Given task
Give a verbatim quotation of every record.

Data entries:

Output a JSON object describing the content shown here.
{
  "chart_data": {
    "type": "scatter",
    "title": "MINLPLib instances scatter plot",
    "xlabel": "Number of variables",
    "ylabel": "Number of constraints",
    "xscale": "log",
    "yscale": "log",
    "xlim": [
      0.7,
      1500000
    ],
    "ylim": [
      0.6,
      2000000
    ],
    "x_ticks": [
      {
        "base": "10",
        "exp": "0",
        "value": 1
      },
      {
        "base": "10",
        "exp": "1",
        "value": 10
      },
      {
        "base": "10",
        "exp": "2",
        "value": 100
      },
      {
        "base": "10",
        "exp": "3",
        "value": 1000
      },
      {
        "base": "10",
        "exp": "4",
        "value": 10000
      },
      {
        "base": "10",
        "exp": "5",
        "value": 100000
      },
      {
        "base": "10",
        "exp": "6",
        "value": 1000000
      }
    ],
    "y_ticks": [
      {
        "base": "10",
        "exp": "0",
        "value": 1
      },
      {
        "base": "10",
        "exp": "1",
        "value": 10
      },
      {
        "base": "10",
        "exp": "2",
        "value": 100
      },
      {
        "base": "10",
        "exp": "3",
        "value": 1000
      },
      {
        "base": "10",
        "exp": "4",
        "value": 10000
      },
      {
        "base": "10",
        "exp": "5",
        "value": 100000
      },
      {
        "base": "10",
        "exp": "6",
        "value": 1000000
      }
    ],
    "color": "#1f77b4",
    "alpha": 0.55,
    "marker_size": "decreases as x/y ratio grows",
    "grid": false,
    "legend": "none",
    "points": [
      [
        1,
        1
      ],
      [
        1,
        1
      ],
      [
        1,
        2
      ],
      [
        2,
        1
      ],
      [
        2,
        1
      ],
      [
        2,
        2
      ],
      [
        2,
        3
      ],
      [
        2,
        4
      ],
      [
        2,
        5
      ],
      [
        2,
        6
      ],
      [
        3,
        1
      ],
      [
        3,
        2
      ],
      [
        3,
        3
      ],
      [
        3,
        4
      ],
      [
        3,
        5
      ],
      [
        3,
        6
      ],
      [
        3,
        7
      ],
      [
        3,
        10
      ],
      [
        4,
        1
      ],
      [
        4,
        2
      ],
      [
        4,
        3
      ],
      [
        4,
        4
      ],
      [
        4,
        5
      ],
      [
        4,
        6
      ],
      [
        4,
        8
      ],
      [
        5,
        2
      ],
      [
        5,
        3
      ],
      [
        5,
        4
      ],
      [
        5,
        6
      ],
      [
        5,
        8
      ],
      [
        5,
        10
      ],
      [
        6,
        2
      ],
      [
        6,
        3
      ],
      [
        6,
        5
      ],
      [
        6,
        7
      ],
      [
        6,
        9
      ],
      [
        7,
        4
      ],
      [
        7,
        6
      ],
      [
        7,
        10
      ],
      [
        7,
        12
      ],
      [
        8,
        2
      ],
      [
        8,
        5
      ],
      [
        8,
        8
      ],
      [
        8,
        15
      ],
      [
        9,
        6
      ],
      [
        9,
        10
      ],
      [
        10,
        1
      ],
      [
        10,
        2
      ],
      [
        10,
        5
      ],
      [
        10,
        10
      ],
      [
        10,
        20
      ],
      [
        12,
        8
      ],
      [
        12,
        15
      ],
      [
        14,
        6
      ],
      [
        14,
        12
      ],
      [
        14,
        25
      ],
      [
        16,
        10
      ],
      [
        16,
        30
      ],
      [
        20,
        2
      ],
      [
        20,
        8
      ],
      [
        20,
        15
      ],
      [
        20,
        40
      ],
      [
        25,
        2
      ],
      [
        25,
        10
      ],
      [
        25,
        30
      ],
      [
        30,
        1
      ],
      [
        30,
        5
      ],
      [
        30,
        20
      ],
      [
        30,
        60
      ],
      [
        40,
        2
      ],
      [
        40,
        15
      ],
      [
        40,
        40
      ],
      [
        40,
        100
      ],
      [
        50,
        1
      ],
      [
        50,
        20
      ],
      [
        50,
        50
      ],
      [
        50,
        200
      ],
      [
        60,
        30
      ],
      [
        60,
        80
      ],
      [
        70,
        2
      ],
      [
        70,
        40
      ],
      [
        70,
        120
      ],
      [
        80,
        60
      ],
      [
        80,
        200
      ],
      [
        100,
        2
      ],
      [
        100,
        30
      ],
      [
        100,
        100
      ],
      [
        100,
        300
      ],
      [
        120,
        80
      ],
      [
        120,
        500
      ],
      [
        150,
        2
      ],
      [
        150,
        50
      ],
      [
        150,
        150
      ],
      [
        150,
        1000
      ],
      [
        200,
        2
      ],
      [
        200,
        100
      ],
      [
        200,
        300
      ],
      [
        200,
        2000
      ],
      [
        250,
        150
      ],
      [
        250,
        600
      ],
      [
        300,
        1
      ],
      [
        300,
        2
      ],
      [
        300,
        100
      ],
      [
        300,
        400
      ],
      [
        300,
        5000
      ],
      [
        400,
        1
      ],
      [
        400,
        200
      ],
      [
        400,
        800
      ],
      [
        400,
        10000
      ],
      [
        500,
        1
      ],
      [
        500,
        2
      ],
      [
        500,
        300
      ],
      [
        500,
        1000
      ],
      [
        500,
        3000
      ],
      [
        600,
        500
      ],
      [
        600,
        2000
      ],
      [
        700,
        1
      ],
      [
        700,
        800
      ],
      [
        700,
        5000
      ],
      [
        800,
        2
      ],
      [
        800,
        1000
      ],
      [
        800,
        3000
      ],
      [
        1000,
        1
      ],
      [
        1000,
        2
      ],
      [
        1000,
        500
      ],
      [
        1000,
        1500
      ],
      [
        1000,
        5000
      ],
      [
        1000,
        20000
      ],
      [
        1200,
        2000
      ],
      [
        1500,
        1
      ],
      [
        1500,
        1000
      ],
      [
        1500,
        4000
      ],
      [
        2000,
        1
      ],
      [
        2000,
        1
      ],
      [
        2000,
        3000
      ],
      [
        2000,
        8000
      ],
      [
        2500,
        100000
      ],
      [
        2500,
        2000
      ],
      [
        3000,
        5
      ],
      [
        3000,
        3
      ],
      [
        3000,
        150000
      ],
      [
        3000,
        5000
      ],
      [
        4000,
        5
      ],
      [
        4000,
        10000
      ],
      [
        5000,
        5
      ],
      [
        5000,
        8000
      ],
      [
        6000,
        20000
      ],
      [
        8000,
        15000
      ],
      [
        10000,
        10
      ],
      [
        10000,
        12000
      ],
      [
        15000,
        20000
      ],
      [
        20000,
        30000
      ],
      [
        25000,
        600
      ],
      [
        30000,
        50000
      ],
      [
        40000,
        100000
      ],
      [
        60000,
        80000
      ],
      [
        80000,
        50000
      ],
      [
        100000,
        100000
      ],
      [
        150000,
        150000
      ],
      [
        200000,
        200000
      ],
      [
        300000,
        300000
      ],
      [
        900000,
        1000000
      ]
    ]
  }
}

Answer to the task
Output a JSON object describing the content shown here.
{
  "chart_data": {
    "type": "scatter",
    "title": "MINLPLib instances scatter plot",
    "xlabel": "Number of variables",
    "ylabel": "Number of constraints",
    "xscale": "log",
    "yscale": "log",
    "xlim": [
      0.7,
      1500000
    ],
    "ylim": [
      0.6,
      2000000
    ],
    "x_ticks": [
      {
        "base": "10",
        "exp": "0",
        "value": 1
      },
      {
        "base": "10",
        "exp": "1",
        "value": 10
      },
      {
        "base": "10",
        "exp": "2",
        "value": 100
      },
      {
        "base": "10",
        "exp": "3",
        "value": 1000
      },
      {
        "base": "10",
        "exp": "4",
        "value": 10000
      },
      {
        "base": "10",
        "exp": "5",
        "value": 100000
      },
      {
        "base": "10",
        "exp": "6",
        "value": 1000000
      }
    ],
    "y_ticks": [
      {
        "base": "10",
        "exp": "0",
        "value": 1
      },
      {
        "base": "10",
        "exp": "1",
        "value": 10
      },
      {
        "base": "10",
        "exp": "2",
        "value": 100
      },
      {
        "base": "10",
        "exp": "3",
        "value": 1000
      },
      {
        "base": "10",
        "exp": "4",
        "value": 10000
      },
      {
        "base": "10",
        "exp": "5",
        "value": 100000
      },
      {
        "base": "10",
        "exp": "6",
        "value": 1000000
      }
    ],
    "color": "#1f77b4",
    "alpha": 0.55,
    "marker_size": "decreases as x/y ratio grows",
    "grid": false,
    "legend": "none",
    "points": [
      [
        1,
        1
      ],
      [
        1,
        1
      ],
      [
        1,
        2
      ],
      [
        2,
        1
      ],
      [
        2,
        1
      ],
      [
        2,
        2
      ],
      [
        2,
        3
      ],
      [
        2,
        4
      ],
      [
        2,
        5
      ],
      [
        2,
        6
      ],
      [
        3,
        1
      ],
      [
        3,
        2
      ],
      [
        3,
        3
      ],
      [
        3,
        4
      ],
      [
        3,
        5
      ],
      [
        3,
        6
      ],
      [
        3,
        7
      ],
      [
        3,
        10
      ],
      [
        4,
        1
      ],
      [
        4,
        2
      ],
      [
        4,
        3
      ],
      [
        4,
        4
      ],
      [
        4,
        5
      ],
      [
        4,
        6
      ],
      [
        4,
        8
      ],
      [
        5,
        2
      ],
      [
        5,
        3
      ],
      [
        5,
        4
      ],
      [
        5,
        6
      ],
      [
        5,
        8
      ],
      [
        5,
        10
      ],
      [
        6,
        2
      ],
      [
        6,
        3
      ],
      [
        6,
        5
      ],
      [
        6,
        7
      ],
      [
        6,
        9
      ],
      [
        7,
        4
      ],
      [
        7,
        6
      ],
      [
        7,
        10
      ],
      [
        7,
        12
      ],
      [
        8,
        2
      ],
      [
        8,
        5
      ],
      [
        8,
        8
      ],
      [
        8,
        15
      ],
      [
        9,
        6
      ],
      [
        9,
        10
      ],
      [
        10,
        1
      ],
      [
        10,
        2
      ],
      [
        10,
        5
      ],
      [
        10,
        10
      ],
      [
        10,
        20
      ],
      [
        12,
        8
      ],
      [
        12,
        15
      ],
      [
        14,
        6
      ],
      [
        14,
        12
      ],
      [
        14,
        25
      ],
      [
        16,
        10
      ],
      [
        16,
        30
      ],
      [
        20,
        2
      ],
      [
        20,
        8
      ],
      [
        20,
        15
      ],
      [
        20,
        40
      ],
      [
        25,
        2
      ],
      [
        25,
        10
      ],
      [
        25,
        30
      ],
      [
        30,
        1
      ],
      [
        30,
        5
      ],
      [
        30,
        20
      ],
      [
        30,
        60
      ],
      [
        40,
        2
      ],
      [
        40,
        15
      ],
      [
        40,
        40
      ],
      [
        40,
        100
      ],
      [
        50,
        1
      ],
      [
        50,
        20
      ],
      [
        50,
        50
      ],
      [
        50,
        200
      ],
      [
        60,
        30
      ],
      [
        60,
        80
      ],
      [
        70,
        2
      ],
      [
        70,
        40
      ],
      [
        70,
        120
      ],
      [
        80,
        60
      ],
      [
        80,
        200
      ],
      [
        100,
        2
      ],
      [
        100,
        30
      ],
      [
        100,
        100
      ],
      [
        100,
        300
      ],
      [
        120,
        80
      ],
      [
        120,
        500
      ],
      [
        150,
        2
      ],
      [
        150,
        50
      ],
      [
        150,
        150
      ],
      [
        150,
        1000
      ],
      [
        200,
        2
      ],
      [
        200,
        100
      ],
      [
        200,
        300
      ],
      [
        200,
        2000
      ],
      [
        250,
        150
      ],
      [
        250,
        600
      ],
      [
        300,
        1
      ],
      [
        300,
        2
      ],
      [
        300,
        100
      ],
      [
        300,
        400
      ],
      [
        300,
        5000
      ],
      [
        400,
        1
      ],
      [
        400,
        200
      ],
      [
        400,
        800
      ],
      [
        400,
        10000
      ],
      [
        500,
        1
      ],
      [
        500,
        2
      ],
      [
        500,
        300
      ],
      [
        500,
        1000
      ],
      [
        500,
        3000
      ],
      [
        600,
        500
      ],
      [
        600,
        2000
      ],
      [
        700,
        1
      ],
      [
        700,
        800
      ],
      [
        700,
        5000
      ],
      [
        800,
        2
      ],
      [
        800,
        1000
      ],
      [
        800,
        3000
      ],
      [
        1000,
        1
      ],
      [
        1000,
        2
      ],
      [
        1000,
        500
      ],
      [
        1000,
        1500
      ],
      [
        1000,
        5000
      ],
      [
        1000,
        20000
      ],
      [
        1200,
        2000
      ],
      [
        1500,
        1
      ],
      [
        1500,
        1000
      ],
      [
        1500,
        4000
      ],
      [
        2000,
        1
      ],
      [
        2000,
        1
      ],
      [
        2000,
        3000
      ],
      [
        2000,
        8000
      ],
      [
        2500,
        100000
      ],
      [
        2500,
        2000
      ],
      [
        3000,
        5
      ],
      [
        3000,
        3
      ],
      [
        3000,
        150000
      ],
      [
        3000,
        5000
      ],
      [
        4000,
        5
      ],
      [
        4000,
        10000
      ],
      [
        5000,
        5
      ],
      [
        5000,
        8000
      ],
      [
        6000,
        20000
      ],
      [
        8000,
        15000
      ],
      [
        10000,
        10
      ],
      [
        10000,
        12000
      ],
      [
        15000,
        20000
      ],
      [
        20000,
        30000
      ],
      [
        25000,
        600
      ],
      [
        30000,
        50000
      ],
      [
        40000,
        100000
      ],
      [
        60000,
        80000
      ],
      [
        80000,
        50000
      ],
      [
        100000,
        100000
      ],
      [
        150000,
        150000
      ],
      [
        200000,
        200000
      ],
      [
        300000,
        300000
      ],
      [
        900000,
        1000000
      ]
    ]
  }
}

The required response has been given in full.